◆ What you need to do:
a. Could you copy out the part of the post on the joy of learning that opens with the words containing "Have you ever" and closes with "most inquisitive child.", switching "inquisitive" to "curious"?
b. In the post on the joy of learning, why does the writer feel lucky?
c. Do the following statements agree with the post on the joy of learning? For each, answer yes or no and quote the words from the post that decide it.
(i) The writer first opened Charlie Brown's Encyclopedia at the age of 8.
(ii) The writer's mother bought the encyclopedia.
(iii) The set of encyclopedias included Children's Britannica.

◆ Extract:

Friday, July 09, 2004

Have you ever had the feeling as a child when you were just happy to find out something new, or going somewhere you've never been before? That is the child's joy of learning, something which formal education has the most unfortunately tendency to extinguish in almost the most inquisitive child.

I am lucky that the start of my formal education coincided almost neatly with my discovery of the joy of reading. I still remember cracking open Charlie Brown's Encyclopedia, which I had pestered my father into buying the day before, early in the morning while lying in my bed at the age of 8. I think that's the most value-for-money investment my father ever made in me. Over the next half-decade, that set of encyclopedias (which included Children's Britannica) was my constant companion. I would take a volume into the toilet with me, and remain there for a couple of hours, lost in the words while remaining in less-than-dignified surroundings.

◆ Supplied data:
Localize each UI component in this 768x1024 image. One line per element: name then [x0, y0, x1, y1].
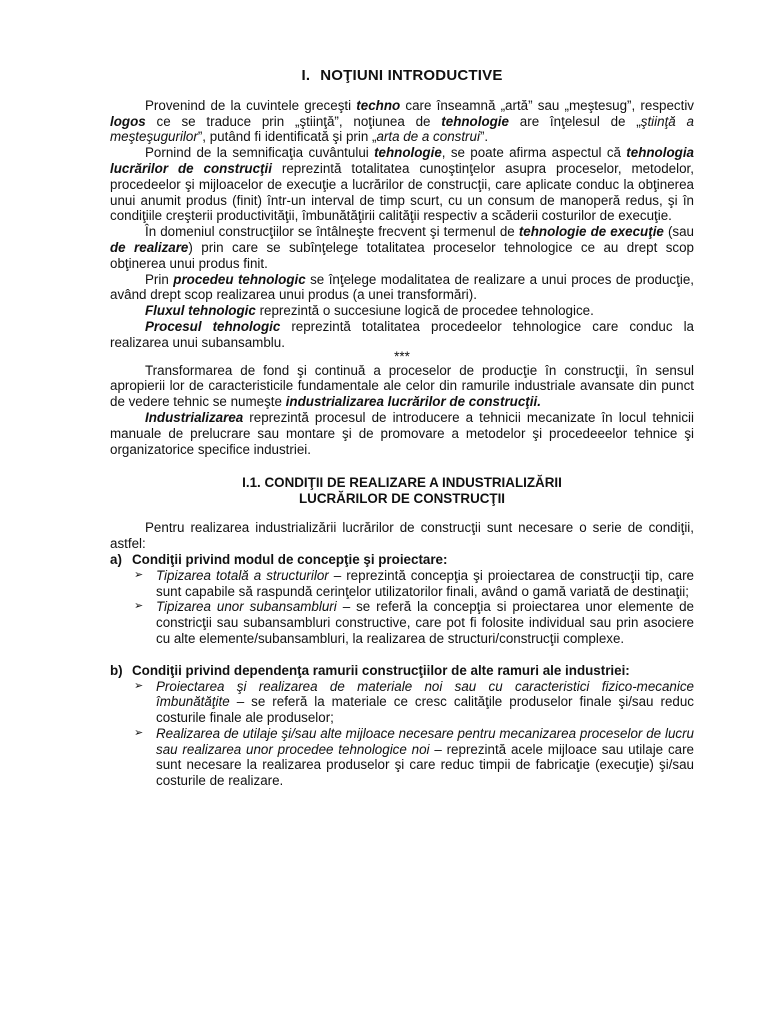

◆ Answers to each task:
a.
Have you ever had the feeling as a child when you were just happy to find out something new, or going somewhere you've never been before? That is the child's joy of learning, something which formal education has the most unfortunately tendency to extinguish in almost the most curious child.

b. The writer feels lucky because the start of their formal education coincided almost neatly with their discovery of the joy of reading.

c.
(i) Yes: "early in the morning while lying in my bed at the age of 8"
(ii) No: "which I had pestered my father into buying the day before"
(iii) Yes: "which included Children's Britannica"